Exercise brief:
Return the records that follow, matching each one exactly.
========
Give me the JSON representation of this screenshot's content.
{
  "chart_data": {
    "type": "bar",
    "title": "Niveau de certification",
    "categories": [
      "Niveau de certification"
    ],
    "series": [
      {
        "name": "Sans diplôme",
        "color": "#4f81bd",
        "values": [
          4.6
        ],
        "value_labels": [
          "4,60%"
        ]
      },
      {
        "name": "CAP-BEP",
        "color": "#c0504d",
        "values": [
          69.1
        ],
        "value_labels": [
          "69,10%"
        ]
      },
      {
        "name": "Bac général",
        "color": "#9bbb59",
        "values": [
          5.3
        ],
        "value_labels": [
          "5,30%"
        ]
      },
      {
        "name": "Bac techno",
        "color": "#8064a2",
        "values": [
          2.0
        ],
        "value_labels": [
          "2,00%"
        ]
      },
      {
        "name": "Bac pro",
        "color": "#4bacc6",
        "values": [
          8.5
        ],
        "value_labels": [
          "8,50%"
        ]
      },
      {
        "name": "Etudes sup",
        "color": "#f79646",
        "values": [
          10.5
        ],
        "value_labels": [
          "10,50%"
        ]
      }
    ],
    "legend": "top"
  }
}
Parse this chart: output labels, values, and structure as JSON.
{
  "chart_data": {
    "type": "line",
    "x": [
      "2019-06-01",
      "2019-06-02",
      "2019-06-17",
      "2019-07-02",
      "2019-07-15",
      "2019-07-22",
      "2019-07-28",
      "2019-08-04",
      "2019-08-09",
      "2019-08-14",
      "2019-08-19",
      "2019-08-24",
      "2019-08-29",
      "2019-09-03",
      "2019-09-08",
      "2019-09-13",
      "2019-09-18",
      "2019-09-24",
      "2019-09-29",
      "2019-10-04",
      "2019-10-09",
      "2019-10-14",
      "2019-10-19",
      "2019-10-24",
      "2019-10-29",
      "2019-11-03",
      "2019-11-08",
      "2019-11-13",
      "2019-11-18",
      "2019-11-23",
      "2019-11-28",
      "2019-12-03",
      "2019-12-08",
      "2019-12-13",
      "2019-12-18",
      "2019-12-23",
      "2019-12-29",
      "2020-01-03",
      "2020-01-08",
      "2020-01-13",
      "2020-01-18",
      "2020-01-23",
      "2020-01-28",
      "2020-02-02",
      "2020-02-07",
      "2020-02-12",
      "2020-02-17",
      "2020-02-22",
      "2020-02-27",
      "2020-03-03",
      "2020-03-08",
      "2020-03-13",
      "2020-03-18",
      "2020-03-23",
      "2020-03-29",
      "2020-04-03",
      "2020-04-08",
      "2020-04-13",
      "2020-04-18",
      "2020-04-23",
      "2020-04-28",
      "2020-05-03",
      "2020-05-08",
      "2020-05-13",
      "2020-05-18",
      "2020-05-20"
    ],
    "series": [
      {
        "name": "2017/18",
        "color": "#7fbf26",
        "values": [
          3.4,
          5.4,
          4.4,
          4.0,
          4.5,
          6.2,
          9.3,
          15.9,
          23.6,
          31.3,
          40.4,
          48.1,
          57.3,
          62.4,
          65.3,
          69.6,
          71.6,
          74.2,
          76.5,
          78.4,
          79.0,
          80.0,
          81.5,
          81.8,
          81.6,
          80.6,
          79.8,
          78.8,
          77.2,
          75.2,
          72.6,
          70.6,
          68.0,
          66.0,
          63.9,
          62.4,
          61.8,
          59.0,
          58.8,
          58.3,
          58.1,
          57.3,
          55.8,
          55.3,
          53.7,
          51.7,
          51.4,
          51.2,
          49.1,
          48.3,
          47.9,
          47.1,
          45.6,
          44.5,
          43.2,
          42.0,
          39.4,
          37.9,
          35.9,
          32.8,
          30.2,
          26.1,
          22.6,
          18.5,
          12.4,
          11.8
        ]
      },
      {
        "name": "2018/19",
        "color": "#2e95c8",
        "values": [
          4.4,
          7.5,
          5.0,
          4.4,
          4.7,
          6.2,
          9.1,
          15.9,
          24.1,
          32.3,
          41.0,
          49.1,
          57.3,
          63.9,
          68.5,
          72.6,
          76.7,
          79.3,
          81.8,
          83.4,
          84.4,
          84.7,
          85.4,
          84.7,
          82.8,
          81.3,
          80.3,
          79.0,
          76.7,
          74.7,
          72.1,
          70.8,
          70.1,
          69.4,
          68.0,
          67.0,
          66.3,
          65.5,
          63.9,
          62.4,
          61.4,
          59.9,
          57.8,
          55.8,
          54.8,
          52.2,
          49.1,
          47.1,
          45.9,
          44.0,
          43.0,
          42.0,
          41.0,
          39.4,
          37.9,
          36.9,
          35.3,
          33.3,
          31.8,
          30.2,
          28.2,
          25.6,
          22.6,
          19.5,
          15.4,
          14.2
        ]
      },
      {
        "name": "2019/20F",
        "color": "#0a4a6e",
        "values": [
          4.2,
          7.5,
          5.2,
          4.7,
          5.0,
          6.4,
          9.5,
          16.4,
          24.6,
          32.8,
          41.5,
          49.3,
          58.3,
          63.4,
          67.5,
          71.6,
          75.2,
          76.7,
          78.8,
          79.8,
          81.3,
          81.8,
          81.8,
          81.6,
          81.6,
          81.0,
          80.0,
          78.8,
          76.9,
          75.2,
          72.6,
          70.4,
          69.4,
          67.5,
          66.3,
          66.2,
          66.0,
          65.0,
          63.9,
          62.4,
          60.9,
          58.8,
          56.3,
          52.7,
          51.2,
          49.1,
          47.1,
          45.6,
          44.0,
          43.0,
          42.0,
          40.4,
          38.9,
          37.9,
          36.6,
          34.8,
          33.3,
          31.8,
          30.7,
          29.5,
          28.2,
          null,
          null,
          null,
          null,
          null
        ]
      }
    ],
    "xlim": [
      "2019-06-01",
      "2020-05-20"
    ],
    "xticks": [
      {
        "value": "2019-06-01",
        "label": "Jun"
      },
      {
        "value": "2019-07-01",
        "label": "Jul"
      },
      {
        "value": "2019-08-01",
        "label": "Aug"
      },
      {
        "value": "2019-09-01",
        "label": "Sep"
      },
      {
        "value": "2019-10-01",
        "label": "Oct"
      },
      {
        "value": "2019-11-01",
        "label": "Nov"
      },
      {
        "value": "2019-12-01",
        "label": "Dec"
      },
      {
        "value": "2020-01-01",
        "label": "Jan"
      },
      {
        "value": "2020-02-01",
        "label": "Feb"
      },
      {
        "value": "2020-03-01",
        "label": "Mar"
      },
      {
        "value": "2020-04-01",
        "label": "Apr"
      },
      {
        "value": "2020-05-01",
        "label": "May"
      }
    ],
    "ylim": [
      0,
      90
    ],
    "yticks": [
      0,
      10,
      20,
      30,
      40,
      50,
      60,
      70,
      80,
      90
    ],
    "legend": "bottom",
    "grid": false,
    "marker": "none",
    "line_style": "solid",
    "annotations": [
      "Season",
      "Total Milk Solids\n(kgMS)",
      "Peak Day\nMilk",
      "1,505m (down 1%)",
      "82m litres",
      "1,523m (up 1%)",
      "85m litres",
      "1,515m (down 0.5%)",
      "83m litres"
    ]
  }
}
========
Solution to the exercise:
Give me the JSON representation of this screenshot's content.
{
  "chart_data": {
    "type": "bar",
    "title": "Niveau de certification",
    "categories": [
      "Niveau de certification"
    ],
    "series": [
      {
        "name": "Sans diplôme",
        "color": "#4f81bd",
        "values": [
          4.6
        ],
        "value_labels": [
          "4,60%"
        ]
      },
      {
        "name": "CAP-BEP",
        "color": "#c0504d",
        "values": [
          69.1
        ],
        "value_labels": [
          "69,10%"
        ]
      },
      {
        "name": "Bac général",
        "color": "#9bbb59",
        "values": [
          5.3
        ],
        "value_labels": [
          "5,30%"
        ]
      },
      {
        "name": "Bac techno",
        "color": "#8064a2",
        "values": [
          2.0
        ],
        "value_labels": [
          "2,00%"
        ]
      },
      {
        "name": "Bac pro",
        "color": "#4bacc6",
        "values": [
          8.5
        ],
        "value_labels": [
          "8,50%"
        ]
      },
      {
        "name": "Etudes sup",
        "color": "#f79646",
        "values": [
          10.5
        ],
        "value_labels": [
          "10,50%"
        ]
      }
    ],
    "legend": "top"
  }
}
Parse this chart: output labels, values, and structure as JSON.
{
  "chart_data": {
    "type": "line",
    "x": [
      "2019-06-01",
      "2019-06-02",
      "2019-06-17",
      "2019-07-02",
      "2019-07-15",
      "2019-07-22",
      "2019-07-28",
      "2019-08-04",
      "2019-08-09",
      "2019-08-14",
      "2019-08-19",
      "2019-08-24",
      "2019-08-29",
      "2019-09-03",
      "2019-09-08",
      "2019-09-13",
      "2019-09-18",
      "2019-09-24",
      "2019-09-29",
      "2019-10-04",
      "2019-10-09",
      "2019-10-14",
      "2019-10-19",
      "2019-10-24",
      "2019-10-29",
      "2019-11-03",
      "2019-11-08",
      "2019-11-13",
      "2019-11-18",
      "2019-11-23",
      "2019-11-28",
      "2019-12-03",
      "2019-12-08",
      "2019-12-13",
      "2019-12-18",
      "2019-12-23",
      "2019-12-29",
      "2020-01-03",
      "2020-01-08",
      "2020-01-13",
      "2020-01-18",
      "2020-01-23",
      "2020-01-28",
      "2020-02-02",
      "2020-02-07",
      "2020-02-12",
      "2020-02-17",
      "2020-02-22",
      "2020-02-27",
      "2020-03-03",
      "2020-03-08",
      "2020-03-13",
      "2020-03-18",
      "2020-03-23",
      "2020-03-29",
      "2020-04-03",
      "2020-04-08",
      "2020-04-13",
      "2020-04-18",
      "2020-04-23",
      "2020-04-28",
      "2020-05-03",
      "2020-05-08",
      "2020-05-13",
      "2020-05-18",
      "2020-05-20"
    ],
    "series": [
      {
        "name": "2017/18",
        "color": "#7fbf26",
        "values": [
          3.4,
          5.4,
          4.4,
          4.0,
          4.5,
          6.2,
          9.3,
          15.9,
          23.6,
          31.3,
          40.4,
          48.1,
          57.3,
          62.4,
          65.3,
          69.6,
          71.6,
          74.2,
          76.5,
          78.4,
          79.0,
          80.0,
          81.5,
          81.8,
          81.6,
          80.6,
          79.8,
          78.8,
          77.2,
          75.2,
          72.6,
          70.6,
          68.0,
          66.0,
          63.9,
          62.4,
          61.8,
          59.0,
          58.8,
          58.3,
          58.1,
          57.3,
          55.8,
          55.3,
          53.7,
          51.7,
          51.4,
          51.2,
          49.1,
          48.3,
          47.9,
          47.1,
          45.6,
          44.5,
          43.2,
          42.0,
          39.4,
          37.9,
          35.9,
          32.8,
          30.2,
          26.1,
          22.6,
          18.5,
          12.4,
          11.8
        ]
      },
      {
        "name": "2018/19",
        "color": "#2e95c8",
        "values": [
          4.4,
          7.5,
          5.0,
          4.4,
          4.7,
          6.2,
          9.1,
          15.9,
          24.1,
          32.3,
          41.0,
          49.1,
          57.3,
          63.9,
          68.5,
          72.6,
          76.7,
          79.3,
          81.8,
          83.4,
          84.4,
          84.7,
          85.4,
          84.7,
          82.8,
          81.3,
          80.3,
          79.0,
          76.7,
          74.7,
          72.1,
          70.8,
          70.1,
          69.4,
          68.0,
          67.0,
          66.3,
          65.5,
          63.9,
          62.4,
          61.4,
          59.9,
          57.8,
          55.8,
          54.8,
          52.2,
          49.1,
          47.1,
          45.9,
          44.0,
          43.0,
          42.0,
          41.0,
          39.4,
          37.9,
          36.9,
          35.3,
          33.3,
          31.8,
          30.2,
          28.2,
          25.6,
          22.6,
          19.5,
          15.4,
          14.2
        ]
      },
      {
        "name": "2019/20F",
        "color": "#0a4a6e",
        "values": [
          4.2,
          7.5,
          5.2,
          4.7,
          5.0,
          6.4,
          9.5,
          16.4,
          24.6,
          32.8,
          41.5,
          49.3,
          58.3,
          63.4,
          67.5,
          71.6,
          75.2,
          76.7,
          78.8,
          79.8,
          81.3,
          81.8,
          81.8,
          81.6,
          81.6,
          81.0,
          80.0,
          78.8,
          76.9,
          75.2,
          72.6,
          70.4,
          69.4,
          67.5,
          66.3,
          66.2,
          66.0,
          65.0,
          63.9,
          62.4,
          60.9,
          58.8,
          56.3,
          52.7,
          51.2,
          49.1,
          47.1,
          45.6,
          44.0,
          43.0,
          42.0,
          40.4,
          38.9,
          37.9,
          36.6,
          34.8,
          33.3,
          31.8,
          30.7,
          29.5,
          28.2,
          null,
          null,
          null,
          null,
          null
        ]
      }
    ],
    "xlim": [
      "2019-06-01",
      "2020-05-20"
    ],
    "xticks": [
      {
        "value": "2019-06-01",
        "label": "Jun"
      },
      {
        "value": "2019-07-01",
        "label": "Jul"
      },
      {
        "value": "2019-08-01",
        "label": "Aug"
      },
      {
        "value": "2019-09-01",
        "label": "Sep"
      },
      {
        "value": "2019-10-01",
        "label": "Oct"
      },
      {
        "value": "2019-11-01",
        "label": "Nov"
      },
      {
        "value": "2019-12-01",
        "label": "Dec"
      },
      {
        "value": "2020-01-01",
        "label": "Jan"
      },
      {
        "value": "2020-02-01",
        "label": "Feb"
      },
      {
        "value": "2020-03-01",
        "label": "Mar"
      },
      {
        "value": "2020-04-01",
        "label": "Apr"
      },
      {
        "value": "2020-05-01",
        "label": "May"
      }
    ],
    "ylim": [
      0,
      90
    ],
    "yticks": [
      0,
      10,
      20,
      30,
      40,
      50,
      60,
      70,
      80,
      90
    ],
    "legend": "bottom",
    "grid": false,
    "marker": "none",
    "line_style": "solid",
    "annotations": [
      "Season",
      "Total Milk Solids\n(kgMS)",
      "Peak Day\nMilk",
      "1,505m (down 1%)",
      "82m litres",
      "1,523m (up 1%)",
      "85m litres",
      "1,515m (down 0.5%)",
      "83m litres"
    ]
  }
}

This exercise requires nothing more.